[TASK OBJECTIVE] Only lines holding the word "lado" should be copied from the material.

___ DATA SUPPLIED

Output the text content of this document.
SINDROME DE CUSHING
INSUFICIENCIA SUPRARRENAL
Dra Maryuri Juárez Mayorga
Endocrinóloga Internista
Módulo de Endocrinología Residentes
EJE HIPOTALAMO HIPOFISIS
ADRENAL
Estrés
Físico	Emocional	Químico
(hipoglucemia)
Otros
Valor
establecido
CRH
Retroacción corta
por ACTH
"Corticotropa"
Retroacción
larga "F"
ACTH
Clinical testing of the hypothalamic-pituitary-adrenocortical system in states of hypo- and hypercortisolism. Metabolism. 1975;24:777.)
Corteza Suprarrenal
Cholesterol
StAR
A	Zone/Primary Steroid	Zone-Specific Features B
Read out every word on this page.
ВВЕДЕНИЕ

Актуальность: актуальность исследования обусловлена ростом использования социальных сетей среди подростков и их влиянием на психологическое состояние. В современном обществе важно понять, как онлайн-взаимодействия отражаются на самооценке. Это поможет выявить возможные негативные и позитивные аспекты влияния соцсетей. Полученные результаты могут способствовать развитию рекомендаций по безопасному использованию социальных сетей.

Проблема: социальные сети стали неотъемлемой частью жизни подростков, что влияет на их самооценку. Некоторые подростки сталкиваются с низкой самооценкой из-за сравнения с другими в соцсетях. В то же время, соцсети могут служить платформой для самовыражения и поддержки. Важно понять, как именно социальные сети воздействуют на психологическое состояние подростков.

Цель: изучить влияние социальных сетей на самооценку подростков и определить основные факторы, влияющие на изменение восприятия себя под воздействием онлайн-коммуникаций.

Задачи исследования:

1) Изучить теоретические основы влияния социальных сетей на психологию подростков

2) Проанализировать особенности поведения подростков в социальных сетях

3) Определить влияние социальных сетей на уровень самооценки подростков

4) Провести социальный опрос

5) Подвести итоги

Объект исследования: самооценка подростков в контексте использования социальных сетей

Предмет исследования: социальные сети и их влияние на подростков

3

______
___ DATA SUPPLIED

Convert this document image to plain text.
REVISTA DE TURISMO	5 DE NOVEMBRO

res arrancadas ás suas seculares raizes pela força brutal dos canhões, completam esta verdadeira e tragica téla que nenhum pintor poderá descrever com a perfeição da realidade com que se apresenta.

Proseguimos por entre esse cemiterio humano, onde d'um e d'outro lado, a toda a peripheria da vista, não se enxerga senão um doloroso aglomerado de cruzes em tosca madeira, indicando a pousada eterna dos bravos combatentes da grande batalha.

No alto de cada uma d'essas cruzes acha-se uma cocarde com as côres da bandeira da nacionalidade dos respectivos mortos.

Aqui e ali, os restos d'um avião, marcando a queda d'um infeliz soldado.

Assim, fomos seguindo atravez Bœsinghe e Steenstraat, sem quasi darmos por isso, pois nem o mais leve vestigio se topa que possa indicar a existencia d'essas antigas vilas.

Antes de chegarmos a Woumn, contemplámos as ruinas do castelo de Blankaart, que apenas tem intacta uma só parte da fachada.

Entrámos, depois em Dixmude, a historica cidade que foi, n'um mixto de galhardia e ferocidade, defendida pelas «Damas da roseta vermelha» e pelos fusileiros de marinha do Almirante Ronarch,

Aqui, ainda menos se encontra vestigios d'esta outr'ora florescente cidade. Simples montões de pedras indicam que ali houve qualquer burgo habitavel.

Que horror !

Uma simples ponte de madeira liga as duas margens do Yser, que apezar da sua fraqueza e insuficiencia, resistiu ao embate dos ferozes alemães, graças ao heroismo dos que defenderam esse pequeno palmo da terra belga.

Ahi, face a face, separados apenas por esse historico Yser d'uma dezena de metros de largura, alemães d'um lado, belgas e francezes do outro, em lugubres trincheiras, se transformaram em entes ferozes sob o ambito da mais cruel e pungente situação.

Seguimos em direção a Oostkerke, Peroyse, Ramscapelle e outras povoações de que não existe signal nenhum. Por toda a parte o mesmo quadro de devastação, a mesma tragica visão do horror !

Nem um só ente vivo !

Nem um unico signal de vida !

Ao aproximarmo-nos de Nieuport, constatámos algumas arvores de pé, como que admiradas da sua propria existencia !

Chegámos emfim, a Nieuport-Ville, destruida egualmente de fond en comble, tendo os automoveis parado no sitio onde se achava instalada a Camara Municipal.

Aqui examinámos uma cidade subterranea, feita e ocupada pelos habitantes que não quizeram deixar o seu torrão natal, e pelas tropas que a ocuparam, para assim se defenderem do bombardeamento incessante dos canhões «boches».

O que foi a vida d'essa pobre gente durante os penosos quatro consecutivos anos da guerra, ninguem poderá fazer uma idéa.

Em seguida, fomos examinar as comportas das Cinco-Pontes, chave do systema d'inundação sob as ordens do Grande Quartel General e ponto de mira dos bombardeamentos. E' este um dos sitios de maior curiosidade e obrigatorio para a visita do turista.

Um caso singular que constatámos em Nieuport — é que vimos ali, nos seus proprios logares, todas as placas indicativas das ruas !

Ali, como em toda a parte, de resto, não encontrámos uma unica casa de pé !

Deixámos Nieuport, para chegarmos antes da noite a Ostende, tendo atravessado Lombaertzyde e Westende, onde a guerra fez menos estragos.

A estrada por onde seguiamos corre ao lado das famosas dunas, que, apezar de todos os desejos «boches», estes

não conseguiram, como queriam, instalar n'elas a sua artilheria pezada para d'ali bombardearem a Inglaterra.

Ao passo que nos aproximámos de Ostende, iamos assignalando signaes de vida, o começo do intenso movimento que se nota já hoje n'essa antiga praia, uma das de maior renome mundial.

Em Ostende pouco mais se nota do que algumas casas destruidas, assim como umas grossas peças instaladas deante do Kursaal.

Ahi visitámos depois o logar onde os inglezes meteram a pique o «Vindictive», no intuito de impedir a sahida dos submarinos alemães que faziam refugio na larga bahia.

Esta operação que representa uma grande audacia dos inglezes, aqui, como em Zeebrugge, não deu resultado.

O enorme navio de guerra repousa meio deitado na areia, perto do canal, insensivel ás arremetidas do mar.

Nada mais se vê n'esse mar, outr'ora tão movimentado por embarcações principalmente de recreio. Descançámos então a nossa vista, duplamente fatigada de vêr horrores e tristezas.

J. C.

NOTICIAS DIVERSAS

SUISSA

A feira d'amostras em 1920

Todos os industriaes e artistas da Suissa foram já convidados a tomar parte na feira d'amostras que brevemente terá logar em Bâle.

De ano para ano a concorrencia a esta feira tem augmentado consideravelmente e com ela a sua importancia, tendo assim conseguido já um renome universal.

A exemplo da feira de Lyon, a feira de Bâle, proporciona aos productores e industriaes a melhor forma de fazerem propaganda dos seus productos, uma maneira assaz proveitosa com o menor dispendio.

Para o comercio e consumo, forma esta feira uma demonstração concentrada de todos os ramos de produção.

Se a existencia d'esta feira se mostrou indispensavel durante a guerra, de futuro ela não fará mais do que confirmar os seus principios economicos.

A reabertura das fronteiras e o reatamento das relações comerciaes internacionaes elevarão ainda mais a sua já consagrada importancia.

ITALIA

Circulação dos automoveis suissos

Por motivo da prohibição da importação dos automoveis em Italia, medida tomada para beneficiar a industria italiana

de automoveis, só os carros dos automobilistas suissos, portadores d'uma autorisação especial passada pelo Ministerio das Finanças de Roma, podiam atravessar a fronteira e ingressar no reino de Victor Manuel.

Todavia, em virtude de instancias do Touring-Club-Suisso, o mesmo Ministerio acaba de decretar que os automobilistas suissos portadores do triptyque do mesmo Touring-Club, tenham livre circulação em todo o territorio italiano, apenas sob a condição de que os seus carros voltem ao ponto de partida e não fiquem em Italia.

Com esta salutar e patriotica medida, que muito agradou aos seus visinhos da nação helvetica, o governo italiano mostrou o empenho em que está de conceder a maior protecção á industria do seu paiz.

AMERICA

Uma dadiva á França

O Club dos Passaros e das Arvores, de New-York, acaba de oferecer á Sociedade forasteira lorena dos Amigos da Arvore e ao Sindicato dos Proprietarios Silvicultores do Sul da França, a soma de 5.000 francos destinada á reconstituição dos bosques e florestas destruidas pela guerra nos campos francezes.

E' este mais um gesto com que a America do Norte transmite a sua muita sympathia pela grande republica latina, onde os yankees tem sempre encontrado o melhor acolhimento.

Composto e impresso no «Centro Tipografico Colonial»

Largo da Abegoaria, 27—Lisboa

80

______

[OUTPUT OF THE EXERCISE]
Proseguimos por entre esse cemiterio humano, onde d'um e d'outro lado, a toda a peripheria da vista, não se enxerga senão um doloroso aglomerado de cruzes em tosca madeira, indicando a pousada eterna dos bravos combatentes da grande batalha.
Ahi, face a face, separados apenas por esse historico Yser d'uma dezena de metros de largura, alemães d'um lado, belgas e francezes do outro, em lugubres trincheiras, se transformaram em entes ferozes sob o ambito da mais cruel e pungente situação.
A estrada por onde seguiamos corre ao lado das famosas dunas, que, apezar de todos os desejos «boches», estes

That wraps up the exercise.